TEXT EXCERPT —
▬▬▬▬▬▬

# Die Zauberflöte - Klemperer



## Barfolomew (Mar 2, 2017)

Getting nice response in a recent thread regarding choice of CD release, I have a similar question, this time regarding Die Zauberflöte conducted by Klemperer in 1964, which I intend to buy a CD copy of. Again I'm looking for the release with the best sound quality and would be happy if you have any input regarding this.

Some options I've found are:

1) EMI Classics, 7 24355 51732 6, 2 CD, released 1995

Back cover states: Digital remastering 1989 by EMI Records Ltd.

https://www.amazon.com/Mozart-Zaube...2RUE/ref=sr_1_1?ie=UTF8&qid=1488553486&sr=8-1

Extract from customer reviews: '_Always a good recording, the new remastering in EMI's Great Recordings of the CEntury is nearly perfect. This earlier version sounds almost as good, except for a bit of shrilliness in the upper registers._'

2) EMI Classics - Great Recordings of the Century, 7243 5 67388 2 9, 2 CD, released 2000

Back cover states: Digital remastering 2000 by EMI Records Ltd.

https://www.amazon.co.uk/Mozart-Die...U0C9/ref=sr_1_2?ie=UTF8&qid=1488552549&sr=8-2

People seem pretty happy with this release. See comment regarding this release in the customer review for option 1).

3) Warner Classics, 8 25646 99436 6, 2 CD, released 2016

Back cover states: New digital remastering in 24 BIT - 96 kHz using Retouch technology at Abbey Road Studios. Remastered 2016 Parlophone Records Limited.

▬▬▬▬▬▬

GIVEN ENTRIES —
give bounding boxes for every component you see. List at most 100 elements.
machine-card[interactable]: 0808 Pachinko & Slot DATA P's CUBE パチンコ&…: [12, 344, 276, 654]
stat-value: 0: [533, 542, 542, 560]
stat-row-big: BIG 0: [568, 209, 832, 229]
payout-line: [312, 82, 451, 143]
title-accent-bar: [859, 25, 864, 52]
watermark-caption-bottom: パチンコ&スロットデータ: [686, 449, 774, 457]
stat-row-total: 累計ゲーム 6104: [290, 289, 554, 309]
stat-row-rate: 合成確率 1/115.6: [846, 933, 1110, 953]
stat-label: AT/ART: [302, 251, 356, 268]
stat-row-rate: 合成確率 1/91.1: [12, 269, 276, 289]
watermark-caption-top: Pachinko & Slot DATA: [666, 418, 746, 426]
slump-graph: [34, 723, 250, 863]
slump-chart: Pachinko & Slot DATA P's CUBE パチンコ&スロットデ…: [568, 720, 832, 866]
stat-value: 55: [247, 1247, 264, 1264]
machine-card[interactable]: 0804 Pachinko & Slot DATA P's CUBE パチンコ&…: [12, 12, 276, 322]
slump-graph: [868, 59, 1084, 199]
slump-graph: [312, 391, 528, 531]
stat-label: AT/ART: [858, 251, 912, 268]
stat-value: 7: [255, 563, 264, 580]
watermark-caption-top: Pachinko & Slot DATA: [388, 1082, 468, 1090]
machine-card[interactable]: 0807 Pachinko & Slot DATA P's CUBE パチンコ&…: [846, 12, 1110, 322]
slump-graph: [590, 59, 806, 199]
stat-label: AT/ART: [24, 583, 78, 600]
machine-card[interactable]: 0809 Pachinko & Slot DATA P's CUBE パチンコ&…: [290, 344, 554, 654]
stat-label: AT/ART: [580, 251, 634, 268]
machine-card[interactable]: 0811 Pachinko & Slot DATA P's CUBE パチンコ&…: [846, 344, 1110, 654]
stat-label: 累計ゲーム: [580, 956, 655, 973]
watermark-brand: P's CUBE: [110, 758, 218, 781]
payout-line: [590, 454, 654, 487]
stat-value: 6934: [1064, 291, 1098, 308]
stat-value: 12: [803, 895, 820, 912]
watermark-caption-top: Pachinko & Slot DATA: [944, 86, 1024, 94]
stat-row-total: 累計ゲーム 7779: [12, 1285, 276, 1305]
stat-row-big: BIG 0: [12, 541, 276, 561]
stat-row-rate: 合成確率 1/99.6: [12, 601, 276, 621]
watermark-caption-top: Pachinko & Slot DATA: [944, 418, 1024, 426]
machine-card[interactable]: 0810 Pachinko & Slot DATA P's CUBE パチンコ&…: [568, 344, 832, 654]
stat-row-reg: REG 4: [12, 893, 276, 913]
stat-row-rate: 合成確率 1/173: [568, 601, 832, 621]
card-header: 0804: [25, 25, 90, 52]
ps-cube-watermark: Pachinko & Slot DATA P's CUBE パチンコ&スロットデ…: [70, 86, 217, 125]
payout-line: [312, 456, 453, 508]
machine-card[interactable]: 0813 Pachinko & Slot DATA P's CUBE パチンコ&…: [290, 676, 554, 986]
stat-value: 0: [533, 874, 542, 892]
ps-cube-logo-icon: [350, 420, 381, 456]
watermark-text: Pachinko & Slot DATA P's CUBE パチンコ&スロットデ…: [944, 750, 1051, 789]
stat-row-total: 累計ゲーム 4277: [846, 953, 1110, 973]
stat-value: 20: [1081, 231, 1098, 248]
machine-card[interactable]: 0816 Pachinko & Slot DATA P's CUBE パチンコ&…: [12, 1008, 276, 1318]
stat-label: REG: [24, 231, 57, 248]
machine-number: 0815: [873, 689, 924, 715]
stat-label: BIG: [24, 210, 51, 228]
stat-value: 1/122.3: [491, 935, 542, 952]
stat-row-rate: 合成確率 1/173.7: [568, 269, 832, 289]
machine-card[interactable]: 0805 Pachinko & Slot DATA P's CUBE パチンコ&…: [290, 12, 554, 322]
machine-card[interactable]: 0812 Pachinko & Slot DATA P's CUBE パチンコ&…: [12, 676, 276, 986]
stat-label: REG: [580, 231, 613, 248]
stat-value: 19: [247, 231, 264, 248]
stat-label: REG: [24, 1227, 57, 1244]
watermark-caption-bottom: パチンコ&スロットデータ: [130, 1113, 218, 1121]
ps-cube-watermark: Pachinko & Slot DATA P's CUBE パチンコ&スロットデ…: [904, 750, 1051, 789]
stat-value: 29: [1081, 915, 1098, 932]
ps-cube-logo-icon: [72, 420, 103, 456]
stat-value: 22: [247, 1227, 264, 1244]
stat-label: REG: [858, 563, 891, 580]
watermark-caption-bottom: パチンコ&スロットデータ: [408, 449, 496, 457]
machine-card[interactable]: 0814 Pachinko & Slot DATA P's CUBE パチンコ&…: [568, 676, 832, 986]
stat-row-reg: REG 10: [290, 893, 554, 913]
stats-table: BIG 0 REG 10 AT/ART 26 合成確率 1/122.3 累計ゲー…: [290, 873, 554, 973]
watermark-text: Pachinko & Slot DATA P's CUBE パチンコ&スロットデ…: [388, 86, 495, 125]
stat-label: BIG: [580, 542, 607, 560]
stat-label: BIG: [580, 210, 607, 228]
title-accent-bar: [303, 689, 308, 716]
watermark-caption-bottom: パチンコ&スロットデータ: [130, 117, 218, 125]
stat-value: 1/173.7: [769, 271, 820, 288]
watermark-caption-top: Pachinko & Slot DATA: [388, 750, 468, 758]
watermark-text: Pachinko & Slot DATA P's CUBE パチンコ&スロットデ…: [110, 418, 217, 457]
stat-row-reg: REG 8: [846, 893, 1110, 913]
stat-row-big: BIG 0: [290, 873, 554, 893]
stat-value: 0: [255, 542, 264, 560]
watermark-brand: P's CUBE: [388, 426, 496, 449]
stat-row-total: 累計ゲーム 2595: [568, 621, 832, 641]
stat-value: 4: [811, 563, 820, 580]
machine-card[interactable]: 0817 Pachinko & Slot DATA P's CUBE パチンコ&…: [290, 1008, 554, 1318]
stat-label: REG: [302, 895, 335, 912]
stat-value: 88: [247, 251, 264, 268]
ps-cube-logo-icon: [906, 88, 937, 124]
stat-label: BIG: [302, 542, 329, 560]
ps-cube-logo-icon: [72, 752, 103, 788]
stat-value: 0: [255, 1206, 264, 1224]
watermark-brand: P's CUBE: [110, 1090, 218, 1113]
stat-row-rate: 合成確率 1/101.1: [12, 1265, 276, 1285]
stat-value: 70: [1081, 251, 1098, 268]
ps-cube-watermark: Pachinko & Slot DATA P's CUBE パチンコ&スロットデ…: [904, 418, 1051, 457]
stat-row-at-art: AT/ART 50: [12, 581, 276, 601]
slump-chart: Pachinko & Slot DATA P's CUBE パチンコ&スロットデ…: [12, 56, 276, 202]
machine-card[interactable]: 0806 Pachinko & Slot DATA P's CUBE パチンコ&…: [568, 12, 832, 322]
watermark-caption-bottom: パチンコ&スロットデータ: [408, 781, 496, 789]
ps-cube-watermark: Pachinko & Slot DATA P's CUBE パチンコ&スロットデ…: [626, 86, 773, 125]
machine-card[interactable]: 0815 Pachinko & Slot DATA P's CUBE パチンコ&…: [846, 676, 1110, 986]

▬▬▬▬▬▬

WHAT YOU NEED TO DO —
**a.** Reproduce the part of the Zauberflöte thread that opens with the words containing "Extract from customer" and closes with "2000 by EMI Records Ltd.".
**b.** In the Zauberflöte thread, where was the 2016 Warner Classics remastering carried out?
**c.** Continue the forum post about Klemperer's Zauberflöte CD releases from the point where it stops.
The entries can be left aside.

RESULTS FOR THE EXERCISE —
**a.**
Extract from customer reviews: '_Always a good recording, the new remastering in EMI's Great Recordings of the CEntury is nearly perfect. This earlier version sounds almost as good, except for a bit of shrilliness in the upper registers._'

2) EMI Classics - Great Recordings of the Century, 7243 5 67388 2 9, 2 CD, released 2000

Back cover states: Digital remastering 2000 by EMI Records Ltd.

**b.** At Abbey Road Studios.

**c.**
https://www.amazon.com/Mozart-Die-Z...W1LU/ref=sr_1_2?ie=UTF8&qid=1488553486&sr=8-2

Extract from editorial reviews: '_Each of these releases offers optimum sound quality. The four releases originally recorded using analogue techniques (Carmen, Die Zauberflöte, Don Giovanni, Tosca) have all been newly remastered in 24-bit/96kHz at Abbey Road Studios using the latest technology, while La traviata benefits from its stunning original digital recording._'

Extract from customer reviews: '_The sound has been refurbished and it's revelatory to compare it with earlier issues. The packaging is deluxe, a bound volume that includes the two CDs inside its covers, articles, complete libretto and translations, photographs and essays._'

Have you compared any of these releases? Which one would you recommend? Thank you for any thoughts!


----------



## DavidA (Dec 14, 2012)

I have EMI Classics, 7 24355 51732 6, 2 CD, released 1995

No problems. Sound pretty good.


----------



## Ekim the Insubordinate (May 24, 2015)

I have the 2000 GROC EMI release. I have no complaints with the sound, but have not compared it with the others.

It is a magnificent recording. I have heard that other recordings are better if it is the male voices that matter most to you, but for the females - and especially the Queen of the Night - I have not heard a better performer than Lucia Popp as the Queen. This is the ONLY opera I really, truly like, and this recording is what made it so for me. The only "downside" is that this recording only includes the sung portions of the Singspiel - none of the spoken parts. I also have the more recent, complete recording by Rene Jacobs (also a good one) that has all parts for that.


----------



## DavidA (Dec 14, 2012)

Ekim the Insubordinate said:


> I have the 2000 GROC EMI release. I have no complaints with the sound, but have not compared it with the others.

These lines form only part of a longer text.